THE PROBLEM: Repeat every line of the material, character for character.

DATA TO USE:
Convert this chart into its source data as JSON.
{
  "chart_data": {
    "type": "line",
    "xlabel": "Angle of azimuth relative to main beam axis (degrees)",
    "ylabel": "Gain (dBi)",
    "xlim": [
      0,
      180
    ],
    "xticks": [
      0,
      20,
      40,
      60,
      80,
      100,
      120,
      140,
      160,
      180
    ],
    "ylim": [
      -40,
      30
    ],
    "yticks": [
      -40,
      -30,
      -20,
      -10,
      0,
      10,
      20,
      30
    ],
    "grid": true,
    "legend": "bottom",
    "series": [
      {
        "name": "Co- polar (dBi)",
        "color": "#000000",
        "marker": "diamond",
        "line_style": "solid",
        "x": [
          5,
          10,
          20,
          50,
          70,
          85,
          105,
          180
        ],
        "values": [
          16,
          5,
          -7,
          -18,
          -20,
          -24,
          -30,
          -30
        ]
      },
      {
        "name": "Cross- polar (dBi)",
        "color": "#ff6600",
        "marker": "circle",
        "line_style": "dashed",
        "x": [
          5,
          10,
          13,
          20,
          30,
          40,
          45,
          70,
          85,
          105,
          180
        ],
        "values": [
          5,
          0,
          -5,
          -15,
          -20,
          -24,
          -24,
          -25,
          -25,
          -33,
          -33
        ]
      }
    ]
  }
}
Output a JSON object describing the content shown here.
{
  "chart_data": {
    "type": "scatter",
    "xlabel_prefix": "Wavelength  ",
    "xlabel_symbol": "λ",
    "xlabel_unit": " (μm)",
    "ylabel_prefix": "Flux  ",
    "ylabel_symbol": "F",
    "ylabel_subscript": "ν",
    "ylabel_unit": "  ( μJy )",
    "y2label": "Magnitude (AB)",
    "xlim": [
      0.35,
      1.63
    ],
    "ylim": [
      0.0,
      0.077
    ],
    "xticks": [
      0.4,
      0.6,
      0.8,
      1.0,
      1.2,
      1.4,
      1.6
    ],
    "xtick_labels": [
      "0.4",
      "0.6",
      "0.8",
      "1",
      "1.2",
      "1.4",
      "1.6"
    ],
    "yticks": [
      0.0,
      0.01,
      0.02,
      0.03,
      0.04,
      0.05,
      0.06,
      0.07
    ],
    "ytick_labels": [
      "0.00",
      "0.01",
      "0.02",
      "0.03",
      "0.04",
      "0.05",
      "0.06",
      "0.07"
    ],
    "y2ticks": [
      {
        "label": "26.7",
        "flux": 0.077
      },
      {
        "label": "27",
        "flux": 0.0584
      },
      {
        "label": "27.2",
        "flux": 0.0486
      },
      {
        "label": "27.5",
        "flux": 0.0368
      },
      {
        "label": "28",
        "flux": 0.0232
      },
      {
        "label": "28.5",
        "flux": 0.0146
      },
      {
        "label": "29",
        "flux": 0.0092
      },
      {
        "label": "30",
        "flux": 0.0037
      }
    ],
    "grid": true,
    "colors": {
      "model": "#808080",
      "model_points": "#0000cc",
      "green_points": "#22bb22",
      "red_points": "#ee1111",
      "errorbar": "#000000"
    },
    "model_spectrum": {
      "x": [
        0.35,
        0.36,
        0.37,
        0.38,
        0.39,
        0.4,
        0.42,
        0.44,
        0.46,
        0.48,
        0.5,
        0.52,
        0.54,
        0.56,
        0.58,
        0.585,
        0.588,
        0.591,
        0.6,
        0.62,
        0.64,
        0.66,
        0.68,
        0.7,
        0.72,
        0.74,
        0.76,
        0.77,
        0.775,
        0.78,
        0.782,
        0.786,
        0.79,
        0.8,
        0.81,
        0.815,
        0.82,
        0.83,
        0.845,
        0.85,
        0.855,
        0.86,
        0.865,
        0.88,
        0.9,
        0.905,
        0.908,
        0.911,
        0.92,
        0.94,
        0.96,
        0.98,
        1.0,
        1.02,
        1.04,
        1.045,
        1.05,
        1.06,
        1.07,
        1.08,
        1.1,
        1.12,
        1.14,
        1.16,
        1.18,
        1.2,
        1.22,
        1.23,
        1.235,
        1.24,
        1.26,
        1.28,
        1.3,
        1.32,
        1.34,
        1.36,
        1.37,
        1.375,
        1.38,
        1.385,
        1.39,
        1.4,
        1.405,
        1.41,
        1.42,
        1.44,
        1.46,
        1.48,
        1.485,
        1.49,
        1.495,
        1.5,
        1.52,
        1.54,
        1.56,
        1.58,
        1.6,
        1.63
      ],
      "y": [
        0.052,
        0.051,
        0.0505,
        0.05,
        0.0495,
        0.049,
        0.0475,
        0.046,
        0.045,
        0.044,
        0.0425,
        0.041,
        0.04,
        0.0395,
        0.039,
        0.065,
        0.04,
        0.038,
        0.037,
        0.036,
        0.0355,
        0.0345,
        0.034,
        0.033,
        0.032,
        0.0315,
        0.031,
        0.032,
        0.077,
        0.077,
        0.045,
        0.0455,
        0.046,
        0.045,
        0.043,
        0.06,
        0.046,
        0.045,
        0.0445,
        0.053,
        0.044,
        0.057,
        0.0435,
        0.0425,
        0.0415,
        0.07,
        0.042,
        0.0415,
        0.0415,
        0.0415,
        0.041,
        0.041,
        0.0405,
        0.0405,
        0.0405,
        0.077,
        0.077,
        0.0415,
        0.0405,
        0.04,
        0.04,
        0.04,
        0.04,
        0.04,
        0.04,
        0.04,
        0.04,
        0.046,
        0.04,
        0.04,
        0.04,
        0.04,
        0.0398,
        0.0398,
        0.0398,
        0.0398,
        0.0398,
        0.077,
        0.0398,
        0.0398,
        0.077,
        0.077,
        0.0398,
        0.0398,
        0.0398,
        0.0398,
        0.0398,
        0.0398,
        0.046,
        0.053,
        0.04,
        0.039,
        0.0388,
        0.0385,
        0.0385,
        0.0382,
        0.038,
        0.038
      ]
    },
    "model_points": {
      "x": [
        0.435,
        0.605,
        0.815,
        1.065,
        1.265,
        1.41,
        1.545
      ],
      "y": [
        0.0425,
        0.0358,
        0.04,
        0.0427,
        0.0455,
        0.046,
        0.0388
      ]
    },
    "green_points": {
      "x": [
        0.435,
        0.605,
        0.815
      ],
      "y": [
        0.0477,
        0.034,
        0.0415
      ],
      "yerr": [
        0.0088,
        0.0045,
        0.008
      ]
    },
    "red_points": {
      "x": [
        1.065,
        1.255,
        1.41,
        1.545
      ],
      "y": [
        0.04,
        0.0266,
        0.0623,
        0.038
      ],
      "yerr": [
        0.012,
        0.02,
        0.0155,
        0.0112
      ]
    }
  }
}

EXERCISE SOLUTION:
Convert this chart into its source data as JSON.
{
  "chart_data": {
    "type": "line",
    "xlabel": "Angle of azimuth relative to main beam axis (degrees)",
    "ylabel": "Gain (dBi)",
    "xlim": [
      0,
      180
    ],
    "xticks": [
      0,
      20,
      40,
      60,
      80,
      100,
      120,
      140,
      160,
      180
    ],
    "ylim": [
      -40,
      30
    ],
    "yticks": [
      -40,
      -30,
      -20,
      -10,
      0,
      10,
      20,
      30
    ],
    "grid": true,
    "legend": "bottom",
    "series": [
      {
        "name": "Co- polar (dBi)",
        "color": "#000000",
        "marker": "diamond",
        "line_style": "solid",
        "x": [
          5,
          10,
          20,
          50,
          70,
          85,
          105,
          180
        ],
        "values": [
          16,
          5,
          -7,
          -18,
          -20,
          -24,
          -30,
          -30
        ]
      },
      {
        "name": "Cross- polar (dBi)",
        "color": "#ff6600",
        "marker": "circle",
        "line_style": "dashed",
        "x": [
          5,
          10,
          13,
          20,
          30,
          40,
          45,
          70,
          85,
          105,
          180
        ],
        "values": [
          5,
          0,
          -5,
          -15,
          -20,
          -24,
          -24,
          -25,
          -25,
          -33,
          -33
        ]
      }
    ]
  }
}
Output a JSON object describing the content shown here.
{
  "chart_data": {
    "type": "scatter",
    "xlabel_prefix": "Wavelength  ",
    "xlabel_symbol": "λ",
    "xlabel_unit": " (μm)",
    "ylabel_prefix": "Flux  ",
    "ylabel_symbol": "F",
    "ylabel_subscript": "ν",
    "ylabel_unit": "  ( μJy )",
    "y2label": "Magnitude (AB)",
    "xlim": [
      0.35,
      1.63
    ],
    "ylim": [
      0.0,
      0.077
    ],
    "xticks": [
      0.4,
      0.6,
      0.8,
      1.0,
      1.2,
      1.4,
      1.6
    ],
    "xtick_labels": [
      "0.4",
      "0.6",
      "0.8",
      "1",
      "1.2",
      "1.4",
      "1.6"
    ],
    "yticks": [
      0.0,
      0.01,
      0.02,
      0.03,
      0.04,
      0.05,
      0.06,
      0.07
    ],
    "ytick_labels": [
      "0.00",
      "0.01",
      "0.02",
      "0.03",
      "0.04",
      "0.05",
      "0.06",
      "0.07"
    ],
    "y2ticks": [
      {
        "label": "26.7",
        "flux": 0.077
      },
      {
        "label": "27",
        "flux": 0.0584
      },
      {
        "label": "27.2",
        "flux": 0.0486
      },
      {
        "label": "27.5",
        "flux": 0.0368
      },
      {
        "label": "28",
        "flux": 0.0232
      },
      {
        "label": "28.5",
        "flux": 0.0146
      },
      {
        "label": "29",
        "flux": 0.0092
      },
      {
        "label": "30",
        "flux": 0.0037
      }
    ],
    "grid": true,
    "colors": {
      "model": "#808080",
      "model_points": "#0000cc",
      "green_points": "#22bb22",
      "red_points": "#ee1111",
      "errorbar": "#000000"
    },
    "model_spectrum": {
      "x": [
        0.35,
        0.36,
        0.37,
        0.38,
        0.39,
        0.4,
        0.42,
        0.44,
        0.46,
        0.48,
        0.5,
        0.52,
        0.54,
        0.56,
        0.58,
        0.585,
        0.588,
        0.591,
        0.6,
        0.62,
        0.64,
        0.66,
        0.68,
        0.7,
        0.72,
        0.74,
        0.76,
        0.77,
        0.775,
        0.78,
        0.782,
        0.786,
        0.79,
        0.8,
        0.81,
        0.815,
        0.82,
        0.83,
        0.845,
        0.85,
        0.855,
        0.86,
        0.865,
        0.88,
        0.9,
        0.905,
        0.908,
        0.911,
        0.92,
        0.94,
        0.96,
        0.98,
        1.0,
        1.02,
        1.04,
        1.045,
        1.05,
        1.06,
        1.07,
        1.08,
        1.1,
        1.12,
        1.14,
        1.16,
        1.18,
        1.2,
        1.22,
        1.23,
        1.235,
        1.24,
        1.26,
        1.28,
        1.3,
        1.32,
        1.34,
        1.36,
        1.37,
        1.375,
        1.38,
        1.385,
        1.39,
        1.4,
        1.405,
        1.41,
        1.42,
        1.44,
        1.46,
        1.48,
        1.485,
        1.49,
        1.495,
        1.5,
        1.52,
        1.54,
        1.56,
        1.58,
        1.6,
        1.63
      ],
      "y": [
        0.052,
        0.051,
        0.0505,
        0.05,
        0.0495,
        0.049,
        0.0475,
        0.046,
        0.045,
        0.044,
        0.0425,
        0.041,
        0.04,
        0.0395,
        0.039,
        0.065,
        0.04,
        0.038,
        0.037,
        0.036,
        0.0355,
        0.0345,
        0.034,
        0.033,
        0.032,
        0.0315,
        0.031,
        0.032,
        0.077,
        0.077,
        0.045,
        0.0455,
        0.046,
        0.045,
        0.043,
        0.06,
        0.046,
        0.045,
        0.0445,
        0.053,
        0.044,
        0.057,
        0.0435,
        0.0425,
        0.0415,
        0.07,
        0.042,
        0.0415,
        0.0415,
        0.0415,
        0.041,
        0.041,
        0.0405,
        0.0405,
        0.0405,
        0.077,
        0.077,
        0.0415,
        0.0405,
        0.04,
        0.04,
        0.04,
        0.04,
        0.04,
        0.04,
        0.04,
        0.04,
        0.046,
        0.04,
        0.04,
        0.04,
        0.04,
        0.0398,
        0.0398,
        0.0398,
        0.0398,
        0.0398,
        0.077,
        0.0398,
        0.0398,
        0.077,
        0.077,
        0.0398,
        0.0398,
        0.0398,
        0.0398,
        0.0398,
        0.0398,
        0.046,
        0.053,
        0.04,
        0.039,
        0.0388,
        0.0385,
        0.0385,
        0.0382,
        0.038,
        0.038
      ]
    },
    "model_points": {
      "x": [
        0.435,
        0.605,
        0.815,
        1.065,
        1.265,
        1.41,
        1.545
      ],
      "y": [
        0.0425,
        0.0358,
        0.04,
        0.0427,
        0.0455,
        0.046,
        0.0388
      ]
    },
    "green_points": {
      "x": [
        0.435,
        0.605,
        0.815
      ],
      "y": [
        0.0477,
        0.034,
        0.0415
      ],
      "yerr": [
        0.0088,
        0.0045,
        0.008
      ]
    },
    "red_points": {
      "x": [
        1.065,
        1.255,
        1.41,
        1.545
      ],
      "y": [
        0.04,
        0.0266,
        0.0623,
        0.038
      ],
      "yerr": [
        0.012,
        0.02,
        0.0155,
        0.0112
      ]
    }
  }
}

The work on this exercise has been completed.